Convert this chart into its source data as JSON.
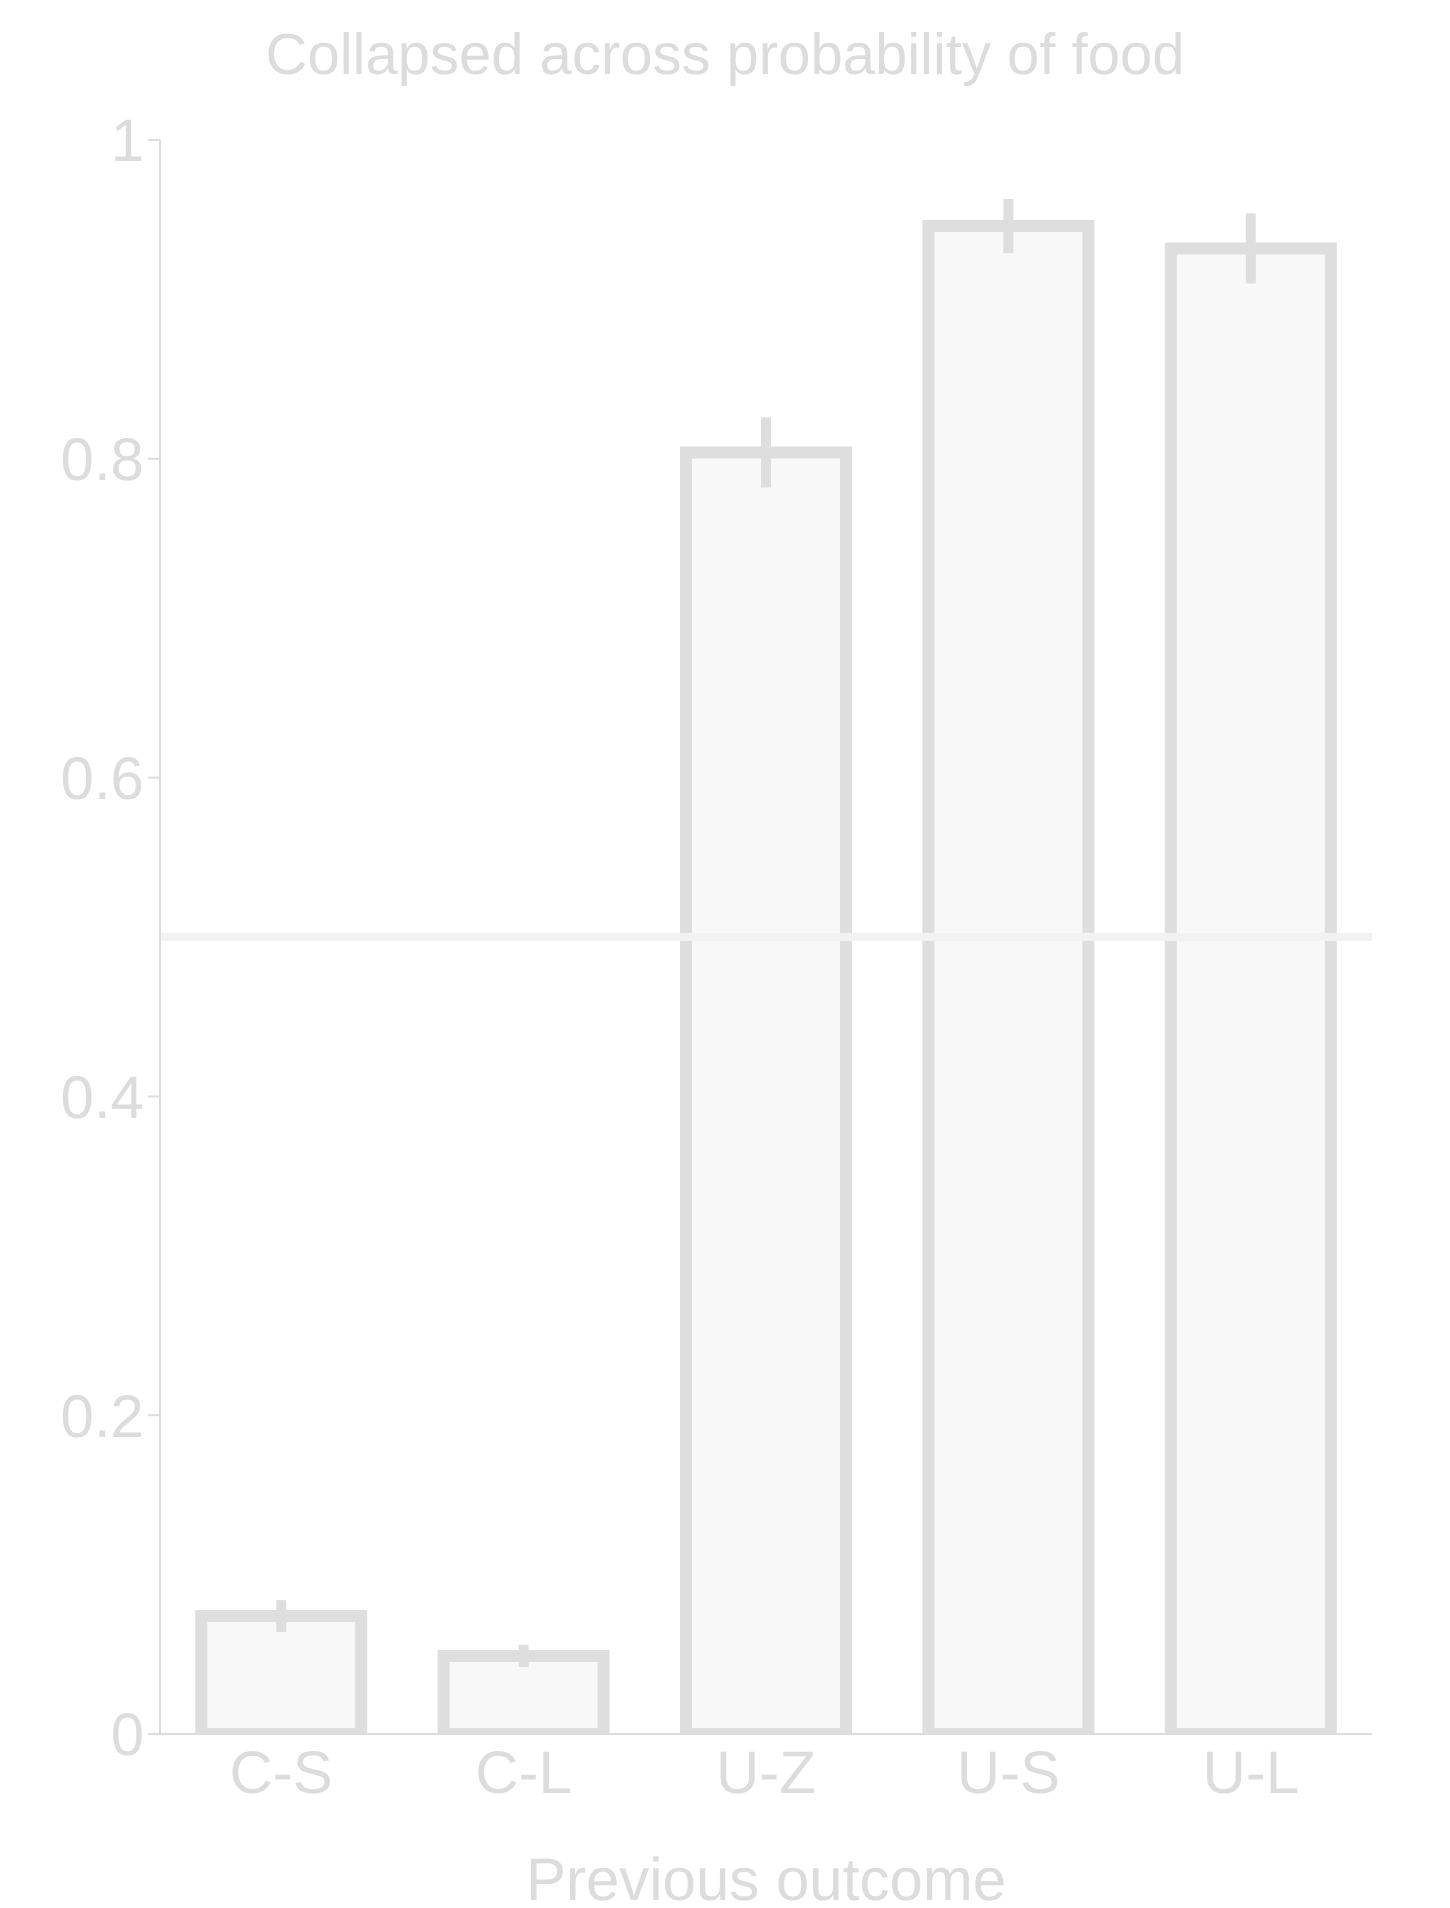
{
  "chart_data": {
    "type": "bar",
    "title": "Collapsed across probability of food",
    "xlabel": "Previous outcome",
    "categories": [
      "C-S",
      "C-L",
      "U-Z",
      "U-S",
      "U-L"
    ],
    "values": [
      0.074,
      0.049,
      0.804,
      0.946,
      0.932
    ],
    "errors": [
      0.01,
      0.007,
      0.022,
      0.017,
      0.022
    ],
    "color": "#dedede",
    "ylim": [
      0,
      1
    ],
    "yticks": [
      0,
      0.2,
      0.4,
      0.6,
      0.8,
      1
    ],
    "ref_lines": [
      {
        "axis": "y",
        "value": 0.5,
        "color": "#f2f2f2"
      }
    ],
    "grid": false
  }
}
• • • • •
§ **INSTRUCTIONS TO FOLLOW**
Reproduce every record word for word. The copy must contain no pictures.

§ **FINISHED ANSWER**
Convert this chart into its source data as JSON.
{
  "chart_data": {
    "type": "bar",
    "title": "Collapsed across probability of food",
    "xlabel": "Previous outcome",
    "categories": [
      "C-S",
      "C-L",
      "U-Z",
      "U-S",
      "U-L"
    ],
    "values": [
      0.074,
      0.049,
      0.804,
      0.946,
      0.932
    ],
    "errors": [
      0.01,
      0.007,
      0.022,
      0.017,
      0.022
    ],
    "color": "#dedede",
    "ylim": [
      0,
      1
    ],
    "yticks": [
      0,
      0.2,
      0.4,
      0.6,
      0.8,
      1
    ],
    "ref_lines": [
      {
        "axis": "y",
        "value": 0.5,
        "color": "#f2f2f2"
      }
    ],
    "grid": false
  }
}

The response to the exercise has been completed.